Instructions to follow: Rename "rail" to "line" in the part of the records that opens with the line containing "What elements are" and closes with the line containing "wire: ground rail [21,189,423,191]", leaving everything else unchanged. Give back only those lines, without the picture.

Supplied data:
┏━━

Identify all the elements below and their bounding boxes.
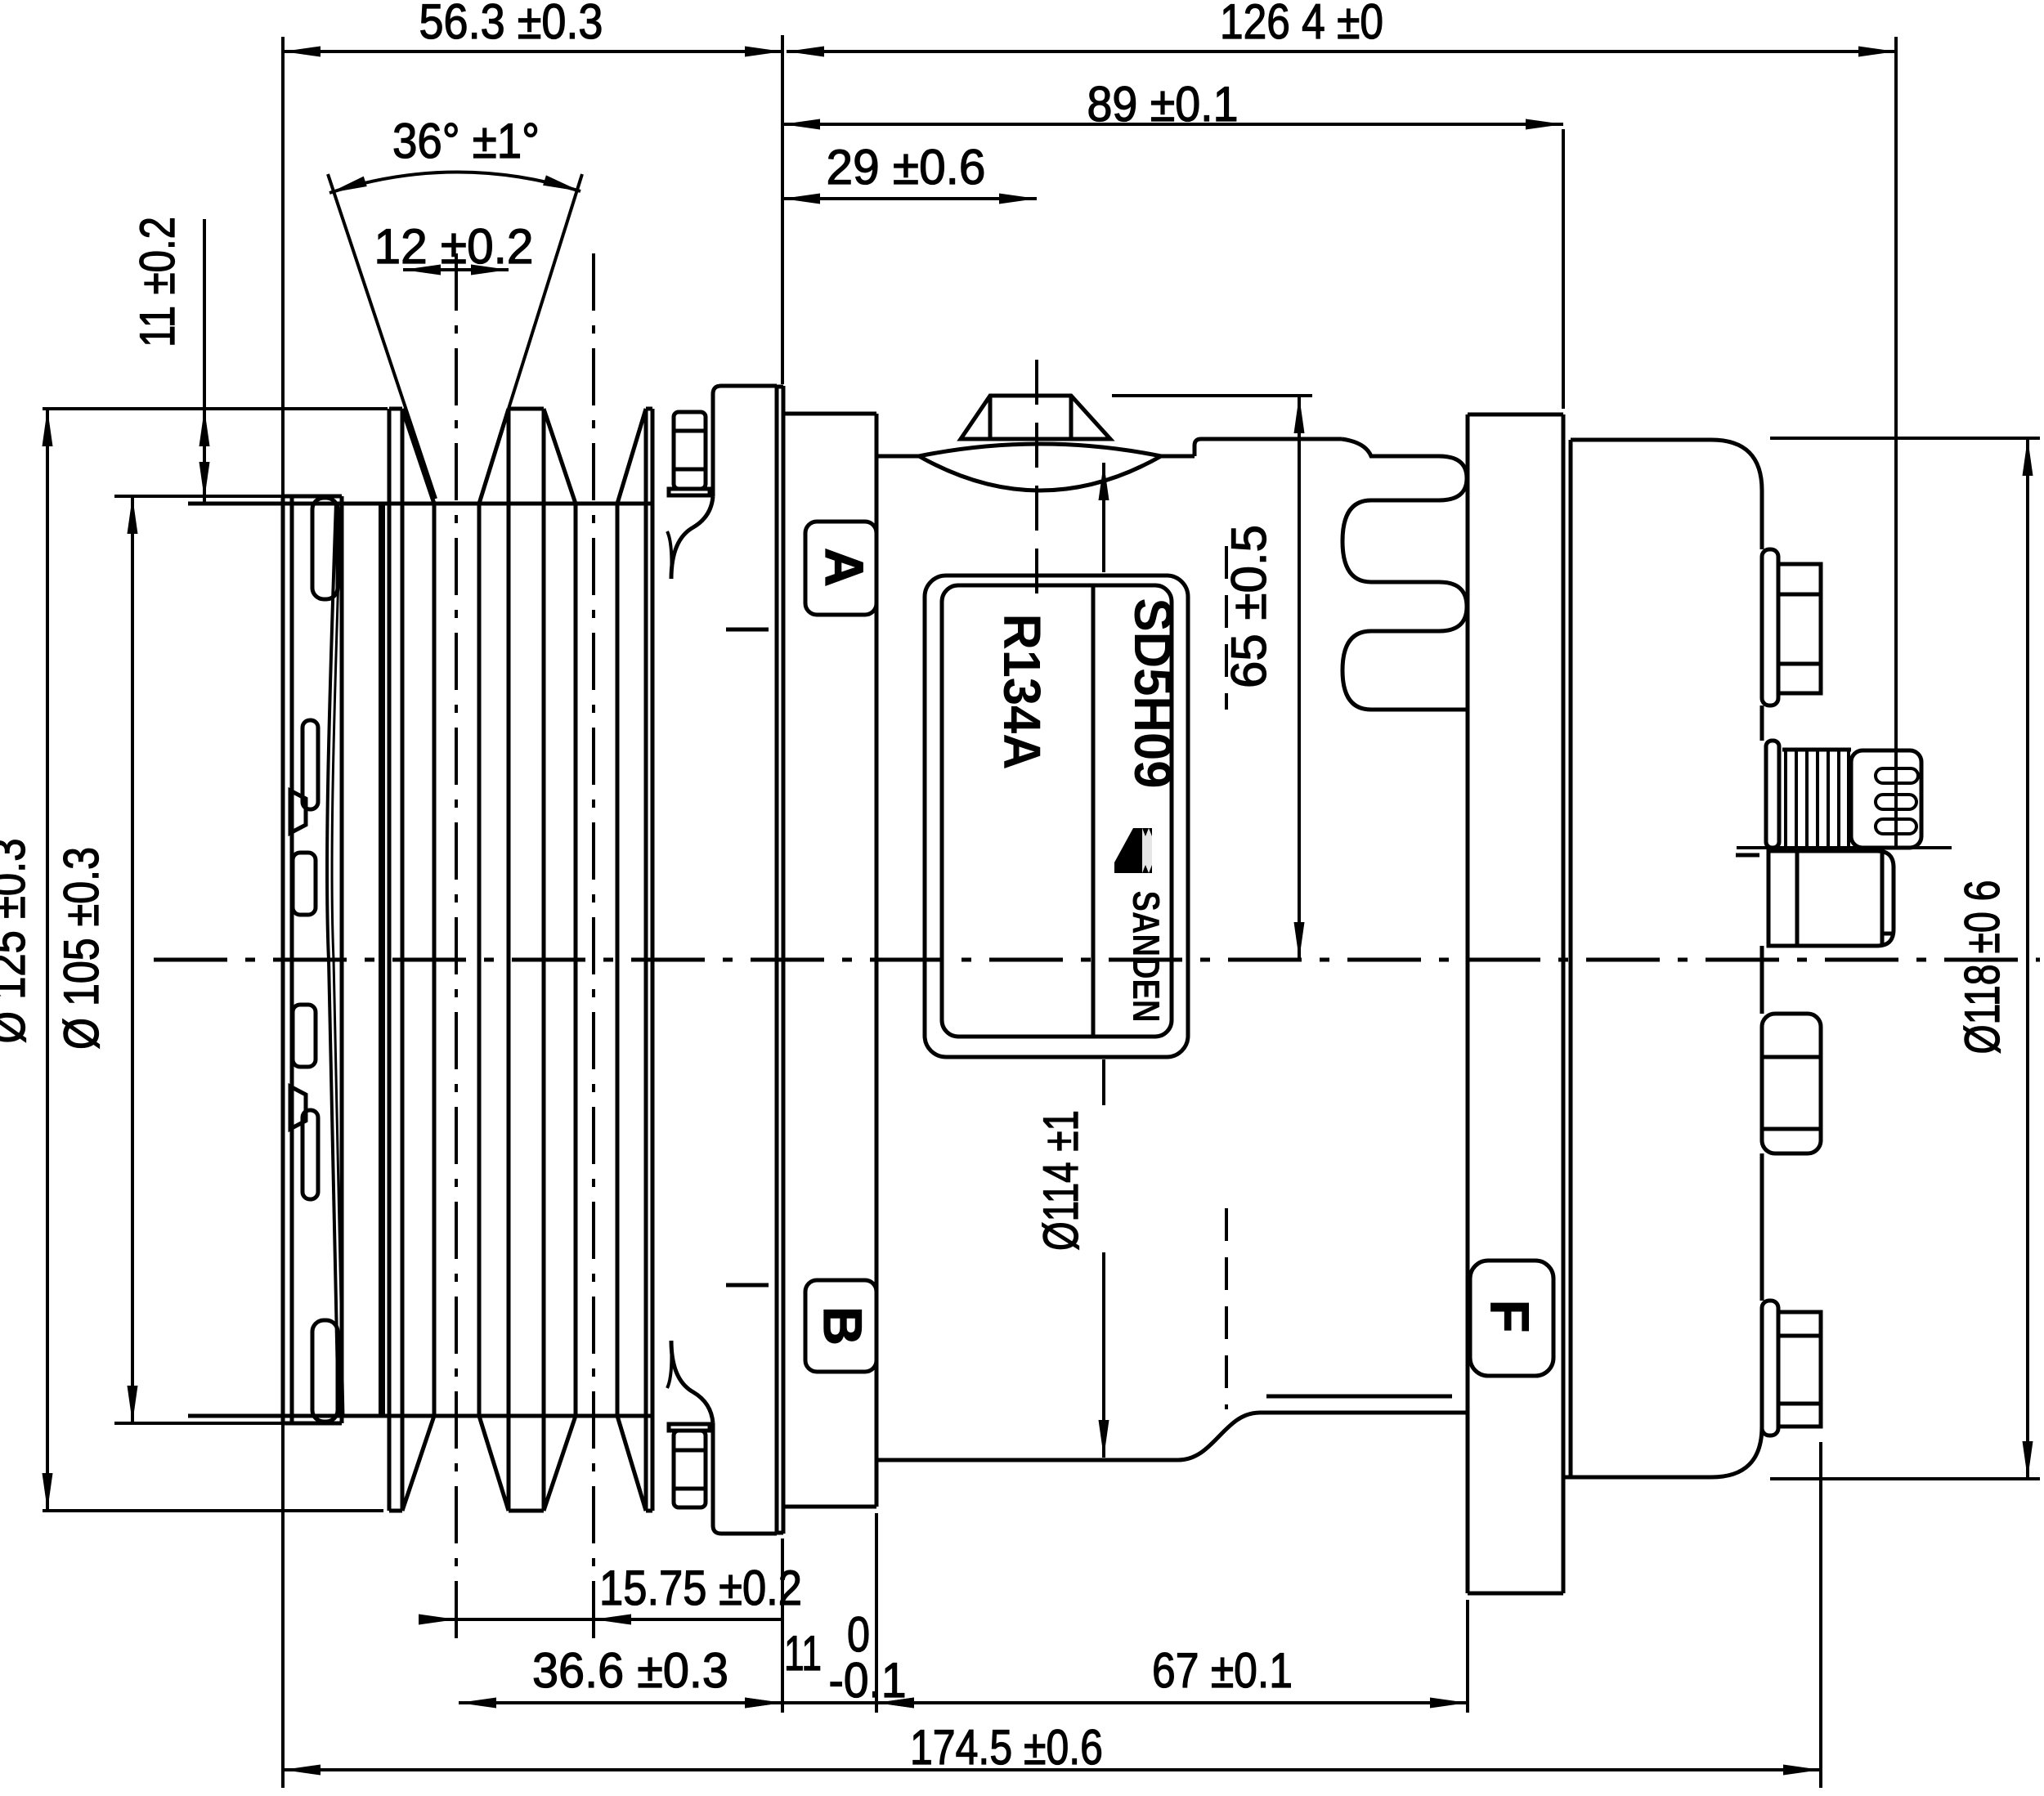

┗━━
┏━━

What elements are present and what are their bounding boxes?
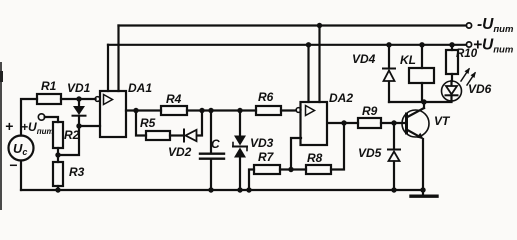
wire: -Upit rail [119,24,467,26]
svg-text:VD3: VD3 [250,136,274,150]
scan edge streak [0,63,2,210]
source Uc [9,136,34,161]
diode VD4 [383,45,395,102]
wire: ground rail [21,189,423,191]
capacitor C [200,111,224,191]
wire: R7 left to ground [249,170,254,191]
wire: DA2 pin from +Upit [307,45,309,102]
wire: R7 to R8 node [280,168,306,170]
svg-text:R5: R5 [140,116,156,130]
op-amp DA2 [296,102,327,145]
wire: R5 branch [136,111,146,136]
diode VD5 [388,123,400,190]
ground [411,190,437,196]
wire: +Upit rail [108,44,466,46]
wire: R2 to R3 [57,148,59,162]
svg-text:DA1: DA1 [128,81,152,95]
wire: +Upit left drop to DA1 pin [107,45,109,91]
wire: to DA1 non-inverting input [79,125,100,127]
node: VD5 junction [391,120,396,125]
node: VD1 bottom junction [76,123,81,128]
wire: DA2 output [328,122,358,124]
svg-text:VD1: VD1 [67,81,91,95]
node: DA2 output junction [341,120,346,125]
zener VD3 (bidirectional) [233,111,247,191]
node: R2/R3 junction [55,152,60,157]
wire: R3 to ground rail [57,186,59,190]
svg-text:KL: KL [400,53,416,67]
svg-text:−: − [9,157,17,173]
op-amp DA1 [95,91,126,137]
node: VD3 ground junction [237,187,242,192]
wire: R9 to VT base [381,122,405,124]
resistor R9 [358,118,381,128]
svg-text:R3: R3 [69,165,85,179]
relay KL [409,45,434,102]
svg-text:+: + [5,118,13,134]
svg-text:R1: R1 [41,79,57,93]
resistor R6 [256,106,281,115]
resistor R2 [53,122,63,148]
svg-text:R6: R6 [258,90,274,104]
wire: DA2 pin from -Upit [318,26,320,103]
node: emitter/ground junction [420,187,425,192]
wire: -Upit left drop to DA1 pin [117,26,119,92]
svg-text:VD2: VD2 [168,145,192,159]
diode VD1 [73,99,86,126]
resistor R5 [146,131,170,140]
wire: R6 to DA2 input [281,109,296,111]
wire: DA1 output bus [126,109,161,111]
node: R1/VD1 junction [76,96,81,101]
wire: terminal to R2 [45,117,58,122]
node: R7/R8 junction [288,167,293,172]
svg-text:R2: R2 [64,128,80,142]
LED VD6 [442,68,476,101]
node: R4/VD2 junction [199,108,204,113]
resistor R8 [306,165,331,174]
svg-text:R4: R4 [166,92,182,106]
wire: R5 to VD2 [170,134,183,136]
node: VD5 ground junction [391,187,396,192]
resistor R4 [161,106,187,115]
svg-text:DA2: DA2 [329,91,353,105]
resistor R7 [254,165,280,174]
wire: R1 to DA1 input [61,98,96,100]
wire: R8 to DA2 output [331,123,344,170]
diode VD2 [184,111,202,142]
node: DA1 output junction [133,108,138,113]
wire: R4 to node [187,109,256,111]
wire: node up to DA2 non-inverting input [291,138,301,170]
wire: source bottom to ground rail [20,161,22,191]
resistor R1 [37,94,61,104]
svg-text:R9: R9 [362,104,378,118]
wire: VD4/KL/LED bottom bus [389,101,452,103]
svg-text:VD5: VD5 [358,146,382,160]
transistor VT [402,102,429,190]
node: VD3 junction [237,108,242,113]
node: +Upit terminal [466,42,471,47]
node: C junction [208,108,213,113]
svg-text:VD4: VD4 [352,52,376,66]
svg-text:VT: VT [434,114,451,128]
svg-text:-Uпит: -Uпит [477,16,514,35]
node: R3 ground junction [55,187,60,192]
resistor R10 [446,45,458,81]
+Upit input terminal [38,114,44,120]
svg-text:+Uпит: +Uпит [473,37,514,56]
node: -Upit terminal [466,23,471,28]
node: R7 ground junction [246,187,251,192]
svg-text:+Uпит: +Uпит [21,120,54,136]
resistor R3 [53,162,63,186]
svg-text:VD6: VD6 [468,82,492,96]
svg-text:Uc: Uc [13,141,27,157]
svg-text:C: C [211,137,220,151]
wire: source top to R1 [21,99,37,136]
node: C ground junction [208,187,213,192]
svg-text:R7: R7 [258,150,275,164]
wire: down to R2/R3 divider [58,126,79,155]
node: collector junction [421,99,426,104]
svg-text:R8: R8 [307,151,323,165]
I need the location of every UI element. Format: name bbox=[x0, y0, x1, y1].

┗━━

Written solution:
What elements are present and what are their bounding boxes?
wire: -Upit line [119,24,467,26]
svg-text:VD3: VD3 [250,136,274,150]
scan edge streak [0,63,2,210]
source Uc [9,136,34,161]
diode VD4 [383,45,395,102]
wire: ground line [21,189,423,191]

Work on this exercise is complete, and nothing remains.